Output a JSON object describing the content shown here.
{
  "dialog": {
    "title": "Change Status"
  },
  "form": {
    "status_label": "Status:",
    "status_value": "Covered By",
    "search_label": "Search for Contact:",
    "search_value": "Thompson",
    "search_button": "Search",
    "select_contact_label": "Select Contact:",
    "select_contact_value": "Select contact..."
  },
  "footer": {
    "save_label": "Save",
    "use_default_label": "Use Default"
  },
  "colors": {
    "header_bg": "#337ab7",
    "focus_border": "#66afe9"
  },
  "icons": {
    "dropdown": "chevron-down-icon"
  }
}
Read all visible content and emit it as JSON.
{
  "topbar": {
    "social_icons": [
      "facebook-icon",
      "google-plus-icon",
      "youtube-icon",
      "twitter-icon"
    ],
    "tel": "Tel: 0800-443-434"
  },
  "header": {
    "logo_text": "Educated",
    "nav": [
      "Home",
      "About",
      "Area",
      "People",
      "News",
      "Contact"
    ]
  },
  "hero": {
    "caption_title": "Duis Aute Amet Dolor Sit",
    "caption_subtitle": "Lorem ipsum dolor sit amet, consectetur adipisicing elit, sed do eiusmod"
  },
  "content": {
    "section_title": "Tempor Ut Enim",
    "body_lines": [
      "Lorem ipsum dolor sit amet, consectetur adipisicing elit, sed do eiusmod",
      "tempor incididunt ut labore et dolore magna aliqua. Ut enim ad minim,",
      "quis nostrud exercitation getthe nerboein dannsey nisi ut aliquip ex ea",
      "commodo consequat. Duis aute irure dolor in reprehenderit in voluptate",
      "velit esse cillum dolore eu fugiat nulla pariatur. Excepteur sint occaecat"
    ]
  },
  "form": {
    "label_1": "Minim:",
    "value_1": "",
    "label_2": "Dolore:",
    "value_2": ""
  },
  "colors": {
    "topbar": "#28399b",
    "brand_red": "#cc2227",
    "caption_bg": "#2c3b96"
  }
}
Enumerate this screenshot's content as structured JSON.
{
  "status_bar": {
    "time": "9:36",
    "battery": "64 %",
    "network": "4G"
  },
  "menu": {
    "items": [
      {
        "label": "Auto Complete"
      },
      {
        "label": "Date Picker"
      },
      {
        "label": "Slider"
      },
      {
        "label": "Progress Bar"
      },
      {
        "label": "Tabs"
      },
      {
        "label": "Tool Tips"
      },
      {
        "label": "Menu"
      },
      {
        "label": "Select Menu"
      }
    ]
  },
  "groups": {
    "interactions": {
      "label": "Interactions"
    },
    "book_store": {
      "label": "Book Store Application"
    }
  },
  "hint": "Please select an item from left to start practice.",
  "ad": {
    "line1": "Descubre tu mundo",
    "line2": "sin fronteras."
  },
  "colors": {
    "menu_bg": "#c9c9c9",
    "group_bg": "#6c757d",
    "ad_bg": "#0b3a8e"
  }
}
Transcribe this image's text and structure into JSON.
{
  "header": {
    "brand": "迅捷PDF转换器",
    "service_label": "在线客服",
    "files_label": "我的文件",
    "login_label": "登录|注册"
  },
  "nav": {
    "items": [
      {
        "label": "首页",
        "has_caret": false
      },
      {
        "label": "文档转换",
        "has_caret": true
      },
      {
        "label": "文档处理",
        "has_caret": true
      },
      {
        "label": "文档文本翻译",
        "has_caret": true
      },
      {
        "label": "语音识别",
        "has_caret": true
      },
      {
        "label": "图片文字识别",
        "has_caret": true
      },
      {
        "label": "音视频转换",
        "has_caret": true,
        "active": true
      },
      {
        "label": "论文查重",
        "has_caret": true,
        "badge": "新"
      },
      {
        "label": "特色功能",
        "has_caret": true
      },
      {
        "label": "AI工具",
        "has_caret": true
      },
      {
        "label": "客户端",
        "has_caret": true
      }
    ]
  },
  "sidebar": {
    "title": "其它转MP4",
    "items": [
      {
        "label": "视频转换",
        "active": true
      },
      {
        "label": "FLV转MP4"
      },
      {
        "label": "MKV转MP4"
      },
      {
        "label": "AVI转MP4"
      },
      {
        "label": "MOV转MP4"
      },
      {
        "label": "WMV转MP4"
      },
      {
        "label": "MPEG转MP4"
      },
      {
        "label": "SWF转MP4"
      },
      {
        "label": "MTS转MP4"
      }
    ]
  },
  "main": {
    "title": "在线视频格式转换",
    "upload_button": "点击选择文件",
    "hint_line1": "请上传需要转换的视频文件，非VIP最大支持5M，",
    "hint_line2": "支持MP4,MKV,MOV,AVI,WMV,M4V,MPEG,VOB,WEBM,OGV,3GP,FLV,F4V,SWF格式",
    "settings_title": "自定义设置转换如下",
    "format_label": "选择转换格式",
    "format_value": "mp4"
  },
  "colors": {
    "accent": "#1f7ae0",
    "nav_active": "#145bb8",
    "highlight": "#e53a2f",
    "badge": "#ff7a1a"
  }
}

* * * * * * * * *

WHAT IS ASKED – Write out all records exactly, keeping every detail.

ANSWER TO THE EXERCISE –
Output a JSON object describing the content shown here.
{
  "dialog": {
    "title": "Change Status"
  },
  "form": {
    "status_label": "Status:",
    "status_value": "Covered By",
    "search_label": "Search for Contact:",
    "search_value": "Thompson",
    "search_button": "Search",
    "select_contact_label": "Select Contact:",
    "select_contact_value": "Select contact..."
  },
  "footer": {
    "save_label": "Save",
    "use_default_label": "Use Default"
  },
  "colors": {
    "header_bg": "#337ab7",
    "focus_border": "#66afe9"
  },
  "icons": {
    "dropdown": "chevron-down-icon"
  }
}
Read all visible content and emit it as JSON.
{
  "topbar": {
    "social_icons": [
      "facebook-icon",
      "google-plus-icon",
      "youtube-icon",
      "twitter-icon"
    ],
    "tel": "Tel: 0800-443-434"
  },
  "header": {
    "logo_text": "Educated",
    "nav": [
      "Home",
      "About",
      "Area",
      "People",
      "News",
      "Contact"
    ]
  },
  "hero": {
    "caption_title": "Duis Aute Amet Dolor Sit",
    "caption_subtitle": "Lorem ipsum dolor sit amet, consectetur adipisicing elit, sed do eiusmod"
  },
  "content": {
    "section_title": "Tempor Ut Enim",
    "body_lines": [
      "Lorem ipsum dolor sit amet, consectetur adipisicing elit, sed do eiusmod",
      "tempor incididunt ut labore et dolore magna aliqua. Ut enim ad minim,",
      "quis nostrud exercitation getthe nerboein dannsey nisi ut aliquip ex ea",
      "commodo consequat. Duis aute irure dolor in reprehenderit in voluptate",
      "velit esse cillum dolore eu fugiat nulla pariatur. Excepteur sint occaecat"
    ]
  },
  "form": {
    "label_1": "Minim:",
    "value_1": "",
    "label_2": "Dolore:",
    "value_2": ""
  },
  "colors": {
    "topbar": "#28399b",
    "brand_red": "#cc2227",
    "caption_bg": "#2c3b96"
  }
}
Enumerate this screenshot's content as structured JSON.
{
  "status_bar": {
    "time": "9:36",
    "battery": "64 %",
    "network": "4G"
  },
  "menu": {
    "items": [
      {
        "label": "Auto Complete"
      },
      {
        "label": "Date Picker"
      },
      {
        "label": "Slider"
      },
      {
        "label": "Progress Bar"
      },
      {
        "label": "Tabs"
      },
      {
        "label": "Tool Tips"
      },
      {
        "label": "Menu"
      },
      {
        "label": "Select Menu"
      }
    ]
  },
  "groups": {
    "interactions": {
      "label": "Interactions"
    },
    "book_store": {
      "label": "Book Store Application"
    }
  },
  "hint": "Please select an item from left to start practice.",
  "ad": {
    "line1": "Descubre tu mundo",
    "line2": "sin fronteras."
  },
  "colors": {
    "menu_bg": "#c9c9c9",
    "group_bg": "#6c757d",
    "ad_bg": "#0b3a8e"
  }
}
Transcribe this image's text and structure into JSON.
{
  "header": {
    "brand": "迅捷PDF转换器",
    "service_label": "在线客服",
    "files_label": "我的文件",
    "login_label": "登录|注册"
  },
  "nav": {
    "items": [
      {
        "label": "首页",
        "has_caret": false
      },
      {
        "label": "文档转换",
        "has_caret": true
      },
      {
        "label": "文档处理",
        "has_caret": true
      },
      {
        "label": "文档文本翻译",
        "has_caret": true
      },
      {
        "label": "语音识别",
        "has_caret": true
      },
      {
        "label": "图片文字识别",
        "has_caret": true
      },
      {
        "label": "音视频转换",
        "has_caret": true,
        "active": true
      },
      {
        "label": "论文查重",
        "has_caret": true,
        "badge": "新"
      },
      {
        "label": "特色功能",
        "has_caret": true
      },
      {
        "label": "AI工具",
        "has_caret": true
      },
      {
        "label": "客户端",
        "has_caret": true
      }
    ]
  },
  "sidebar": {
    "title": "其它转MP4",
    "items": [
      {
        "label": "视频转换",
        "active": true
      },
      {
        "label": "FLV转MP4"
      },
      {
        "label": "MKV转MP4"
      },
      {
        "label": "AVI转MP4"
      },
      {
        "label": "MOV转MP4"
      },
      {
        "label": "WMV转MP4"
      },
      {
        "label": "MPEG转MP4"
      },
      {
        "label": "SWF转MP4"
      },
      {
        "label": "MTS转MP4"
      }
    ]
  },
  "main": {
    "title": "在线视频格式转换",
    "upload_button": "点击选择文件",
    "hint_line1": "请上传需要转换的视频文件，非VIP最大支持5M，",
    "hint_line2": "支持MP4,MKV,MOV,AVI,WMV,M4V,MPEG,VOB,WEBM,OGV,3GP,FLV,F4V,SWF格式",
    "settings_title": "自定义设置转换如下",
    "format_label": "选择转换格式",
    "format_value": "mp4"
  },
  "colors": {
    "accent": "#1f7ae0",
    "nav_active": "#145bb8",
    "highlight": "#e53a2f",
    "badge": "#ff7a1a"
  }
}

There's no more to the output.